• **Stored data entries**
────────────────────────────────────────
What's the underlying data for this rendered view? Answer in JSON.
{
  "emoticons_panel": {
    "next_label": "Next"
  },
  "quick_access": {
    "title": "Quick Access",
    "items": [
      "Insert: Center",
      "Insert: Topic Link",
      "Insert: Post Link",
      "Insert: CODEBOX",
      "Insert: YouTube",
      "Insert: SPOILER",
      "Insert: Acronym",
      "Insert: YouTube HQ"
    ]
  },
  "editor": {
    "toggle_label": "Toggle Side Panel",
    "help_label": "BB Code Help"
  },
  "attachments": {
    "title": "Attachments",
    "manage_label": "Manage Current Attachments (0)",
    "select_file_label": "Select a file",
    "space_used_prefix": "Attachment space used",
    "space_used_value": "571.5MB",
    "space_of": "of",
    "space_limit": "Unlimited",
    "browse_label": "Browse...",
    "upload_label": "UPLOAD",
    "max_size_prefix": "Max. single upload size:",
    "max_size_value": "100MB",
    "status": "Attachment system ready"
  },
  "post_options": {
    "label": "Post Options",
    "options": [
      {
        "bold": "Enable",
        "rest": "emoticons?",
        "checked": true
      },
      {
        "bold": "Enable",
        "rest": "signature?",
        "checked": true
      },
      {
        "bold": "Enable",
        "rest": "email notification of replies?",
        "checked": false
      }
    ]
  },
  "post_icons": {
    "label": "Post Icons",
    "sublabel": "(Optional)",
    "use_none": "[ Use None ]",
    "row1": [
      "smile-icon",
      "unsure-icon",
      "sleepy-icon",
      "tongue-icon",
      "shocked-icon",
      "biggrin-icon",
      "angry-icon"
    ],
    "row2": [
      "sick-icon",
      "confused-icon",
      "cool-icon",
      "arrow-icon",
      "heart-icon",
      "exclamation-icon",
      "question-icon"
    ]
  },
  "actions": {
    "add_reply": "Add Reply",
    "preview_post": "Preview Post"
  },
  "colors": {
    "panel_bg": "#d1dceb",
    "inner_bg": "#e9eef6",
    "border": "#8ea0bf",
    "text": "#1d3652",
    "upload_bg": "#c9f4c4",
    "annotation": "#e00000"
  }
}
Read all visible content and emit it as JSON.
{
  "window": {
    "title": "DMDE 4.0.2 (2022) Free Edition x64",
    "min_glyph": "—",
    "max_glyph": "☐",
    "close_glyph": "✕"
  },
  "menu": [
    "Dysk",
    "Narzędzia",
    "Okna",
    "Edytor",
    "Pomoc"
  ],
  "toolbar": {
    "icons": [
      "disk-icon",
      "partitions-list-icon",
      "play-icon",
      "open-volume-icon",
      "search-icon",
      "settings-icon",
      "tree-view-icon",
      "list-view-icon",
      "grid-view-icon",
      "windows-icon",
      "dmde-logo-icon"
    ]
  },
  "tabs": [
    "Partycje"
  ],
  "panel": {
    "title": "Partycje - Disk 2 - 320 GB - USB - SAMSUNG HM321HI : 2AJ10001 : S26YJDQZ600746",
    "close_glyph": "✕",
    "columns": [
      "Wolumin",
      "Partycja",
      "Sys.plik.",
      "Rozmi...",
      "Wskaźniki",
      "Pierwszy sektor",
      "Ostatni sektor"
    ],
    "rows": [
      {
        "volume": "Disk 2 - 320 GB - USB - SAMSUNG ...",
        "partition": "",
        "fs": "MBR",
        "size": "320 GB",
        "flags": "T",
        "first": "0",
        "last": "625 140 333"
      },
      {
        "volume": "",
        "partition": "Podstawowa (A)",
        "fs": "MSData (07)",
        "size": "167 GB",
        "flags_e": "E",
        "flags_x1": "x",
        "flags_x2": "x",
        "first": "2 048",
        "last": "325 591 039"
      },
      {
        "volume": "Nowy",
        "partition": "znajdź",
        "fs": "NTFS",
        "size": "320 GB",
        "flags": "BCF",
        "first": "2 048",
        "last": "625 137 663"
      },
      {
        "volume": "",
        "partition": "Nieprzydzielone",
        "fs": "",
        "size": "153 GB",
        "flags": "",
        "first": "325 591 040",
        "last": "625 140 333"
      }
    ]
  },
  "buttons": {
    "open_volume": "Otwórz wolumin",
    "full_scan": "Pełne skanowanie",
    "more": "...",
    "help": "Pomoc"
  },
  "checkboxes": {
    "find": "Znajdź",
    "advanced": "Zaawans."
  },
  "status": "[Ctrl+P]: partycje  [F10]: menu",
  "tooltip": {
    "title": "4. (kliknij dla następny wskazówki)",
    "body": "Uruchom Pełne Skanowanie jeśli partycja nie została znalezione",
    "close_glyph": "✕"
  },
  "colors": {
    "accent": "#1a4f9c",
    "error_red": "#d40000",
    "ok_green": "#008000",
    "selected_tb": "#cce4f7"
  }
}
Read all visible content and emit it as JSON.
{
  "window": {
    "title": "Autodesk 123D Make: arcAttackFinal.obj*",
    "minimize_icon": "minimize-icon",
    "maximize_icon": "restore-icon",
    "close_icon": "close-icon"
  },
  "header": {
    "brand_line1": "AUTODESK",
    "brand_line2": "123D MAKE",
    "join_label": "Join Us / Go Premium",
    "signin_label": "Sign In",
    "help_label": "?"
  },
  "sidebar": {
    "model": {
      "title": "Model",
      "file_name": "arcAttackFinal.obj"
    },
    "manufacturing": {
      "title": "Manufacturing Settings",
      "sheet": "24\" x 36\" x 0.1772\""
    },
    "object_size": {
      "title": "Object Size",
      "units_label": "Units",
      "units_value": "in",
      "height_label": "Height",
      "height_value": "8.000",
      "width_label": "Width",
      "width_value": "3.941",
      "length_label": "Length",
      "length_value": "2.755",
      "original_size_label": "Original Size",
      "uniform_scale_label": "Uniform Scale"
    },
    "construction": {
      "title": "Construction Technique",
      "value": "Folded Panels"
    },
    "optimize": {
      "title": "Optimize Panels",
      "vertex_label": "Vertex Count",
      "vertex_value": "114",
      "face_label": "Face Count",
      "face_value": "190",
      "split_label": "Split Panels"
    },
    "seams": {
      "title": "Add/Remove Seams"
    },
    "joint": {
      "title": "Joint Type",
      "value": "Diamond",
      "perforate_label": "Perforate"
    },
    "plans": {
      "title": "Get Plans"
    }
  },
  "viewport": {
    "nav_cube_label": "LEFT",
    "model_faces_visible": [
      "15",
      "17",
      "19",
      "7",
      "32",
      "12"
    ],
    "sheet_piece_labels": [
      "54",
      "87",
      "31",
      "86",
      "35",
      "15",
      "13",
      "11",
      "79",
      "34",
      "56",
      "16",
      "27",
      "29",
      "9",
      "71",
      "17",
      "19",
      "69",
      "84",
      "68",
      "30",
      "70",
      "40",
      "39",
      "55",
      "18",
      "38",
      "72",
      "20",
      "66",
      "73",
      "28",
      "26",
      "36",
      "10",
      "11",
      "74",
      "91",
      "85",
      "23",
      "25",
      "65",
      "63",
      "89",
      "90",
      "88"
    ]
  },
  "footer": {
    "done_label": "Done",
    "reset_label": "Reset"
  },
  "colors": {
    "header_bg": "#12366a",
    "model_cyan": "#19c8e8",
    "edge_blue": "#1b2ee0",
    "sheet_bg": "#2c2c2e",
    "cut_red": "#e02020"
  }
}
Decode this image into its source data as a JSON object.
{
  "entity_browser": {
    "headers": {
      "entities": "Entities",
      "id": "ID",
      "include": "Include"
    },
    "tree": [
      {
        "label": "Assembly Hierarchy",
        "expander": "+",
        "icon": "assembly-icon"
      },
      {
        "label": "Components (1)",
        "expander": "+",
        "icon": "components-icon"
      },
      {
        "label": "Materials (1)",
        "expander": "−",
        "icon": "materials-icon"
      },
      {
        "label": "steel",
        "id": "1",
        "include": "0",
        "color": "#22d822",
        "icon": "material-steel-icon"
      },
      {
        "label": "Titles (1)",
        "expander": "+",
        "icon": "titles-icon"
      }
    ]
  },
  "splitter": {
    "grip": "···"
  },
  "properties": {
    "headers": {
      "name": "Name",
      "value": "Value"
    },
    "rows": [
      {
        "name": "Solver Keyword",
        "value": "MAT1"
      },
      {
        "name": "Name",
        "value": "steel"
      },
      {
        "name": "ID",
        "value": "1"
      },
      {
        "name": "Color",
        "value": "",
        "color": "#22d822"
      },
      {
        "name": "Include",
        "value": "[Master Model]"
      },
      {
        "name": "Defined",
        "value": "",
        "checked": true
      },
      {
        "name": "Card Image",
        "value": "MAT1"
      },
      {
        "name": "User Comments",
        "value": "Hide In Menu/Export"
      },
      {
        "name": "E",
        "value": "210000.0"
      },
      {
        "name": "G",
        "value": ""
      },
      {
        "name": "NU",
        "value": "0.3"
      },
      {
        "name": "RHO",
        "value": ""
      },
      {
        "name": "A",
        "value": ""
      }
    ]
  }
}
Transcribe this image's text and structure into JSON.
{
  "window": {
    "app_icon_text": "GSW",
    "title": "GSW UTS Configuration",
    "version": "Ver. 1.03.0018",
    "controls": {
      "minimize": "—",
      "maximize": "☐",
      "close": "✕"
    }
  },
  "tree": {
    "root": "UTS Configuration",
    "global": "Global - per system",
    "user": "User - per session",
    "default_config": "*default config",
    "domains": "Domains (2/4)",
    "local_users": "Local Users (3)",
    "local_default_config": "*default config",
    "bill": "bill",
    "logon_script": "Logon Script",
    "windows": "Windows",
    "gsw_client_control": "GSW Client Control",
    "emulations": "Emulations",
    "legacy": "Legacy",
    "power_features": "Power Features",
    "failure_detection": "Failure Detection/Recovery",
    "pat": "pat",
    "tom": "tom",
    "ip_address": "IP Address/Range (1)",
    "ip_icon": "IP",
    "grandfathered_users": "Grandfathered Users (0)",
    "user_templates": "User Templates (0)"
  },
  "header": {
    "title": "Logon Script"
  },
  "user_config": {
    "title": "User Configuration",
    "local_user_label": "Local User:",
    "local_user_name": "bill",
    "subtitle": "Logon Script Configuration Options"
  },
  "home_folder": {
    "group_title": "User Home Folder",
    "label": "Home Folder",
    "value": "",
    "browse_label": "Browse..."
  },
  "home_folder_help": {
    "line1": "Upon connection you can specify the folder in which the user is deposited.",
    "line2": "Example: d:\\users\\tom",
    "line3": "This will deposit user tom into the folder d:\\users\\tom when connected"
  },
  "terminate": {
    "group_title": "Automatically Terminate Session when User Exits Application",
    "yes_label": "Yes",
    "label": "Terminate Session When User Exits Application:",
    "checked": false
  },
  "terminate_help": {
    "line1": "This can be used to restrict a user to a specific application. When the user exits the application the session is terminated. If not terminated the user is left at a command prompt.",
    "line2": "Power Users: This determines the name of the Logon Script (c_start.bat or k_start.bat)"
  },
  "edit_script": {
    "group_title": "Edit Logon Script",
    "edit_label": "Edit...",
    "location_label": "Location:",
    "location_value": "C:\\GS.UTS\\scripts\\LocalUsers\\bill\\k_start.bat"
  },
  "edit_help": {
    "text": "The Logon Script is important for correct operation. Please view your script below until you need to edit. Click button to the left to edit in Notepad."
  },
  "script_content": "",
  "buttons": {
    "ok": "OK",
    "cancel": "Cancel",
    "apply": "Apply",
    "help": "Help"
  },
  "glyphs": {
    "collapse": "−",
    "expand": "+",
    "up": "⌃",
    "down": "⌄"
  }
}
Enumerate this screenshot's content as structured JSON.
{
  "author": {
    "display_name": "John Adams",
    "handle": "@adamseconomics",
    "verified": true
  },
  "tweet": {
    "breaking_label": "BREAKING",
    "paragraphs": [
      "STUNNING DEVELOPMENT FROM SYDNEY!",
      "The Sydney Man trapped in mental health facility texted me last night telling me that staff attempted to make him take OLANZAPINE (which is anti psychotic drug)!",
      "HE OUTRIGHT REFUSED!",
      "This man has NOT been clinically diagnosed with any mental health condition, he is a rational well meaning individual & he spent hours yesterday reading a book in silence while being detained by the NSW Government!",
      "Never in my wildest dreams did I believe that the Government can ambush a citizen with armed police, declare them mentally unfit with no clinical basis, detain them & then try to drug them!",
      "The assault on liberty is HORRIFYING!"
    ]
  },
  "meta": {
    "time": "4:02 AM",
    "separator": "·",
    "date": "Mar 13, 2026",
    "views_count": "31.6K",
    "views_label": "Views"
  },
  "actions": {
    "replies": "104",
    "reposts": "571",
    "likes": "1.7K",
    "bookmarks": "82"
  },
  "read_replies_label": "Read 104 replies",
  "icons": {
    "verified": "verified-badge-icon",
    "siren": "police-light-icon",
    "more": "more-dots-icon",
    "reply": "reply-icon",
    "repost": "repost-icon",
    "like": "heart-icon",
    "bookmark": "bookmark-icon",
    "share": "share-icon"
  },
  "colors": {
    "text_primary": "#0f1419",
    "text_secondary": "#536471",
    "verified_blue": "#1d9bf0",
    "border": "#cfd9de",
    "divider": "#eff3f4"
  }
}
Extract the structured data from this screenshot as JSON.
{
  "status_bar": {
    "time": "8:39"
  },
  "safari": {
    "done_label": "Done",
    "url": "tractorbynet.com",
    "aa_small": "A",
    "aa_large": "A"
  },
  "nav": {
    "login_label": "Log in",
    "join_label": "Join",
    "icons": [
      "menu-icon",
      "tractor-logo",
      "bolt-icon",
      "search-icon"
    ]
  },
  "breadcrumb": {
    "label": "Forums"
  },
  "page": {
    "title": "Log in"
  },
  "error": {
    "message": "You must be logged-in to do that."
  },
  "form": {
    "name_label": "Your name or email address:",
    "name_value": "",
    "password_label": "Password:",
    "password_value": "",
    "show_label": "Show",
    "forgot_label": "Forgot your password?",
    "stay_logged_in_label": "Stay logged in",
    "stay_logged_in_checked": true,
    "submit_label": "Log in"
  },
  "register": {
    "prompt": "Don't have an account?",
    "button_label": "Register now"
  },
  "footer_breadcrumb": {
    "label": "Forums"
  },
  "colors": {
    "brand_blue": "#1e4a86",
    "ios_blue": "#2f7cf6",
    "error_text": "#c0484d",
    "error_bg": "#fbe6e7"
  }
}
────────────────────────────────────────
Return all lines of the material above in which the word "replies" occurs.

• **THE SOLUTION**
        "rest": "email notification of replies?",
    "replies": "104",
  "read_replies_label": "Read 104 replies",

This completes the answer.